▸ THE REQUEST: Look through the data below. Show each line where the string "Explorer" occurs.

▸ TASK INPUT:

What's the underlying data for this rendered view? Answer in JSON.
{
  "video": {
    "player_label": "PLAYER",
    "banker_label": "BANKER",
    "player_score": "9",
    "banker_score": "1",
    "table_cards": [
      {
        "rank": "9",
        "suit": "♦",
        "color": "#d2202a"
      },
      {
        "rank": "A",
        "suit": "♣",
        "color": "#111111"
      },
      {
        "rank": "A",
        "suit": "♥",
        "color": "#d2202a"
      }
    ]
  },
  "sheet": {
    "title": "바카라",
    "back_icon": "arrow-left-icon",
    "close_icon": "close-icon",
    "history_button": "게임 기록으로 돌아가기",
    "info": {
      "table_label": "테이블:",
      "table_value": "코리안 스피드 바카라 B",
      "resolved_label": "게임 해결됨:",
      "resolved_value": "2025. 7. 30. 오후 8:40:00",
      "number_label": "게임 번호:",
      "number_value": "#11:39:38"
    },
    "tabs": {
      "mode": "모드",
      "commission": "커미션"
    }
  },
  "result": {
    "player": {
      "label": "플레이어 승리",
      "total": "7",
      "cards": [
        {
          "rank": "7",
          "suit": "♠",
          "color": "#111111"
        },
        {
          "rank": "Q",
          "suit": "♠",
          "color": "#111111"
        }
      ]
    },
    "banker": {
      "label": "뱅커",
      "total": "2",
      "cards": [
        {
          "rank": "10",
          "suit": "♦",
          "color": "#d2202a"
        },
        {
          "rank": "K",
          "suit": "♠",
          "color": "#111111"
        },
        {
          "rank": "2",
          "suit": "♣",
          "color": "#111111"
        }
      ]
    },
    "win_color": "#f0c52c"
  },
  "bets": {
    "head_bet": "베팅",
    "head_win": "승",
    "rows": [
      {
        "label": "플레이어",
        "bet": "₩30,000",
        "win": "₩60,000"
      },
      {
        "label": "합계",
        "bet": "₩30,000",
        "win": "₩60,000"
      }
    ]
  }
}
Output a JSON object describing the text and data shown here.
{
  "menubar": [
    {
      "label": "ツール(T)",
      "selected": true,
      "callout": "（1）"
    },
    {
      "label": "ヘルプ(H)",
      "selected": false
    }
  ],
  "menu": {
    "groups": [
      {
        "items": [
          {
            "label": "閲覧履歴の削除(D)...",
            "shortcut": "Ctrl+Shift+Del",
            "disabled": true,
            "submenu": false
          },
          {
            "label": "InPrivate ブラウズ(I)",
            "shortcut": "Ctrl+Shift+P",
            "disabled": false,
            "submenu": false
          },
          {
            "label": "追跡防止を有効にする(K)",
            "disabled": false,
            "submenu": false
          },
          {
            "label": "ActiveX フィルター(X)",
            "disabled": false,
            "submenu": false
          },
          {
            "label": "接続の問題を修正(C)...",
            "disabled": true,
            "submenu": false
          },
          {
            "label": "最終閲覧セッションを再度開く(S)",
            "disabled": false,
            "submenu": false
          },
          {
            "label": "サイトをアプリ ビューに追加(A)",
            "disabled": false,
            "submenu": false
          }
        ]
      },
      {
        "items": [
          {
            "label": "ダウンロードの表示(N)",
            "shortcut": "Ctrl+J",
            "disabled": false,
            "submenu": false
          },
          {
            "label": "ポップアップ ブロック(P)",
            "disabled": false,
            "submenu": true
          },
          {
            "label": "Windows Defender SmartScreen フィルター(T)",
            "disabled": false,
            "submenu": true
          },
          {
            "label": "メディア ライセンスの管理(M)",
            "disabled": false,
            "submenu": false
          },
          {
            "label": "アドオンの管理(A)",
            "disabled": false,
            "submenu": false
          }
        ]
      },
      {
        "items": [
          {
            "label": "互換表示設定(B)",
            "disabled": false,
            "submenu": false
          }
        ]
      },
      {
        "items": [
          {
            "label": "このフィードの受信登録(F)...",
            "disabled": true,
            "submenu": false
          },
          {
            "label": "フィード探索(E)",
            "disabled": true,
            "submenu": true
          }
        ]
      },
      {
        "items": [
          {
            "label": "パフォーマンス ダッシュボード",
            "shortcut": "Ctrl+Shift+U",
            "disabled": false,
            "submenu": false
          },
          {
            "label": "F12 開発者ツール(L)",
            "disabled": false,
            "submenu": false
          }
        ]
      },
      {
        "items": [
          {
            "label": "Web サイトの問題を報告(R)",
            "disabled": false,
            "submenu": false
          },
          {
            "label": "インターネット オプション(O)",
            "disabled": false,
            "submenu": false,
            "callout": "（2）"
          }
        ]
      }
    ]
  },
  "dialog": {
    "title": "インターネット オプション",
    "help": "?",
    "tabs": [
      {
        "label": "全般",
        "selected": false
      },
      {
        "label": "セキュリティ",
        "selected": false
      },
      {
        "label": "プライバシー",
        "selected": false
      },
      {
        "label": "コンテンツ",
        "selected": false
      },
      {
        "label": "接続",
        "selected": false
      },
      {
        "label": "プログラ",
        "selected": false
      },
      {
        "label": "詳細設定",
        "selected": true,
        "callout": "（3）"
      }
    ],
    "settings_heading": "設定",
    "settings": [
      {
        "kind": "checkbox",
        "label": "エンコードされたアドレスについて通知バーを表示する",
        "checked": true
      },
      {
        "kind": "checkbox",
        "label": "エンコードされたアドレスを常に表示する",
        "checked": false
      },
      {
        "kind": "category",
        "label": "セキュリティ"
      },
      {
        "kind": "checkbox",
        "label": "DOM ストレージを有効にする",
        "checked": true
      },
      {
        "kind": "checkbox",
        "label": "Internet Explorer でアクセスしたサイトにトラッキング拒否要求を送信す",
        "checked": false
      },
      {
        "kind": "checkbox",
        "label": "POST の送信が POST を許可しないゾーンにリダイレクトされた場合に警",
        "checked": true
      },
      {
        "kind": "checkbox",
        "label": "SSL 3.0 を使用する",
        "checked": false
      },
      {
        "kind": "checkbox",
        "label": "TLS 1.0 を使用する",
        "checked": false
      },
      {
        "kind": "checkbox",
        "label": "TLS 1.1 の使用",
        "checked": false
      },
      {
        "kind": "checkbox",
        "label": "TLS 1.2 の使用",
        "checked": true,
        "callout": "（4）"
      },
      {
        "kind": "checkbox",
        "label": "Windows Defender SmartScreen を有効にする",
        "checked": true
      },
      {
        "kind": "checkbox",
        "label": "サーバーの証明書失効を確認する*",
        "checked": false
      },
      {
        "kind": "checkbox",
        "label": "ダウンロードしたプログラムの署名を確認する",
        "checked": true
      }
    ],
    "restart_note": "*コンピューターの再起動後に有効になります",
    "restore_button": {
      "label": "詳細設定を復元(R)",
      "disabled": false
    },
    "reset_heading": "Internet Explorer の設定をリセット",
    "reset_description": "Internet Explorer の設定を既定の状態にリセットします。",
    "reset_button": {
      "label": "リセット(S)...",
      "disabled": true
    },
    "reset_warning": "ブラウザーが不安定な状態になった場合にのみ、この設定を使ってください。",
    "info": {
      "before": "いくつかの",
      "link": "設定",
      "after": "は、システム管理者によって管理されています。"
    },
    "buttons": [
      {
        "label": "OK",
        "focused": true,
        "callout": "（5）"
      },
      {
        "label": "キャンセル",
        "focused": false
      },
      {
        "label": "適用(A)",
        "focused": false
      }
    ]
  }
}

▸ WORKED SOLUTION:
        "label": "Internet Explorer でアクセスしたサイトにトラッキング拒否要求を送信す",
    "reset_heading": "Internet Explorer の設定をリセット",
    "reset_description": "Internet Explorer の設定を既定の状態にリセットします。",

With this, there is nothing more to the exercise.